(Dataset items)
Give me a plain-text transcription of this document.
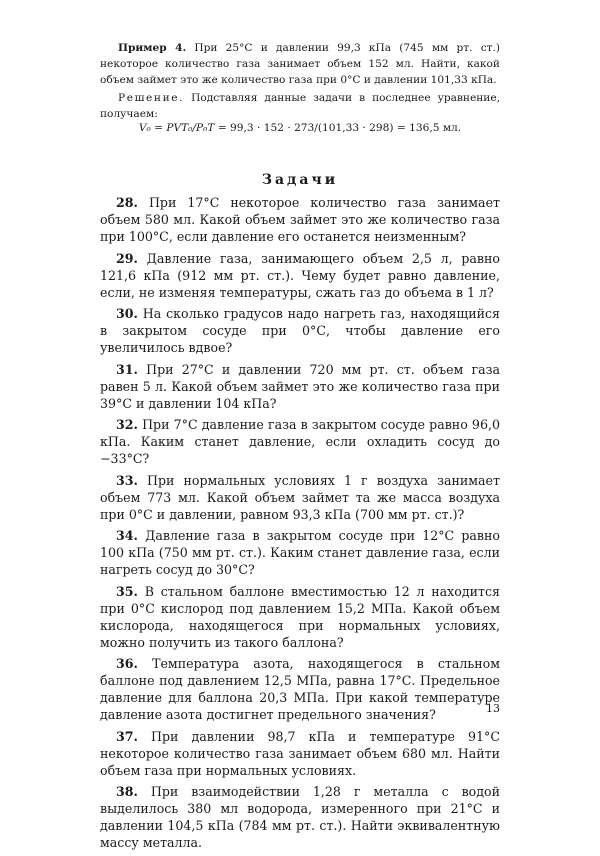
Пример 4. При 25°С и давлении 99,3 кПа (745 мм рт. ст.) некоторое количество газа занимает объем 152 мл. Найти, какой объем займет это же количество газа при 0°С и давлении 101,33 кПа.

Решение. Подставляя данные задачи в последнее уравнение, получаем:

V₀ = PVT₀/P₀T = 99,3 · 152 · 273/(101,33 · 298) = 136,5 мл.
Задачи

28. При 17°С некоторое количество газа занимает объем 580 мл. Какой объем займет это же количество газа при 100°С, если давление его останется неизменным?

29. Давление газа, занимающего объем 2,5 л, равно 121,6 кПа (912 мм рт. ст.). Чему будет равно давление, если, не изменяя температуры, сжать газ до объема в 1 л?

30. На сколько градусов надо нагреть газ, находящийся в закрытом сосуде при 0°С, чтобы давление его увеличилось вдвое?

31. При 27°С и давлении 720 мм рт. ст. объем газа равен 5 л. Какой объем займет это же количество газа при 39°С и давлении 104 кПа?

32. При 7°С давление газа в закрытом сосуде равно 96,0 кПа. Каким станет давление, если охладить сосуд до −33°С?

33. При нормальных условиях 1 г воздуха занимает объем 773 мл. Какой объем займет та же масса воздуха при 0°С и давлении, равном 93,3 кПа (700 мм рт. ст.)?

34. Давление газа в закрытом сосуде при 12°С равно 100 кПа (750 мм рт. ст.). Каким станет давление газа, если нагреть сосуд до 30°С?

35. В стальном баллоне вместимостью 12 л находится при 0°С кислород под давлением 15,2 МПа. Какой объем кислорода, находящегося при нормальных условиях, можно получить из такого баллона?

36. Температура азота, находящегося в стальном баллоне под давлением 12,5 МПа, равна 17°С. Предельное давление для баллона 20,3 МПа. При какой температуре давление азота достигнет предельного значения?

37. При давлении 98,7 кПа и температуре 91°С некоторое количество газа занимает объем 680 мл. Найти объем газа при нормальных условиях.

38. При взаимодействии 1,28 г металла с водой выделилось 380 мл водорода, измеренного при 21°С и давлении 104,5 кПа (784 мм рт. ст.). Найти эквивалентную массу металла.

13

* _Exercise description_
Every entry must be transcribed exactly. Pictures do not belong in the copy.

* _Correct answer_
Give me a plain-text transcription of this document.
Пример 4. При 25°С и давлении 99,3 кПа (745 мм рт. ст.) некоторое количество газа занимает объем 152 мл. Найти, какой объем займет это же количество газа при 0°С и давлении 101,33 кПа.

Решение. Подставляя данные задачи в последнее уравнение, получаем:

V₀ = PVT₀/P₀T = 99,3 · 152 · 273/(101,33 · 298) = 136,5 мл.
Задачи

28. При 17°С некоторое количество газа занимает объем 580 мл. Какой объем займет это же количество газа при 100°С, если давление его останется неизменным?

29. Давление газа, занимающего объем 2,5 л, равно 121,6 кПа (912 мм рт. ст.). Чему будет равно давление, если, не изменяя температуры, сжать газ до объема в 1 л?

30. На сколько градусов надо нагреть газ, находящийся в закрытом сосуде при 0°С, чтобы давление его увеличилось вдвое?

31. При 27°С и давлении 720 мм рт. ст. объем газа равен 5 л. Какой объем займет это же количество газа при 39°С и давлении 104 кПа?

32. При 7°С давление газа в закрытом сосуде равно 96,0 кПа. Каким станет давление, если охладить сосуд до −33°С?

33. При нормальных условиях 1 г воздуха занимает объем 773 мл. Какой объем займет та же масса воздуха при 0°С и давлении, равном 93,3 кПа (700 мм рт. ст.)?

34. Давление газа в закрытом сосуде при 12°С равно 100 кПа (750 мм рт. ст.). Каким станет давление газа, если нагреть сосуд до 30°С?

35. В стальном баллоне вместимостью 12 л находится при 0°С кислород под давлением 15,2 МПа. Какой объем кислорода, находящегося при нормальных условиях, можно получить из такого баллона?

36. Температура азота, находящегося в стальном баллоне под давлением 12,5 МПа, равна 17°С. Предельное давление для баллона 20,3 МПа. При какой температуре давление азота достигнет предельного значения?

37. При давлении 98,7 кПа и температуре 91°С некоторое количество газа занимает объем 680 мл. Найти объем газа при нормальных условиях.

38. При взаимодействии 1,28 г металла с водой выделилось 380 мл водорода, измеренного при 21°С и давлении 104,5 кПа (784 мм рт. ст.). Найти эквивалентную массу металла.

13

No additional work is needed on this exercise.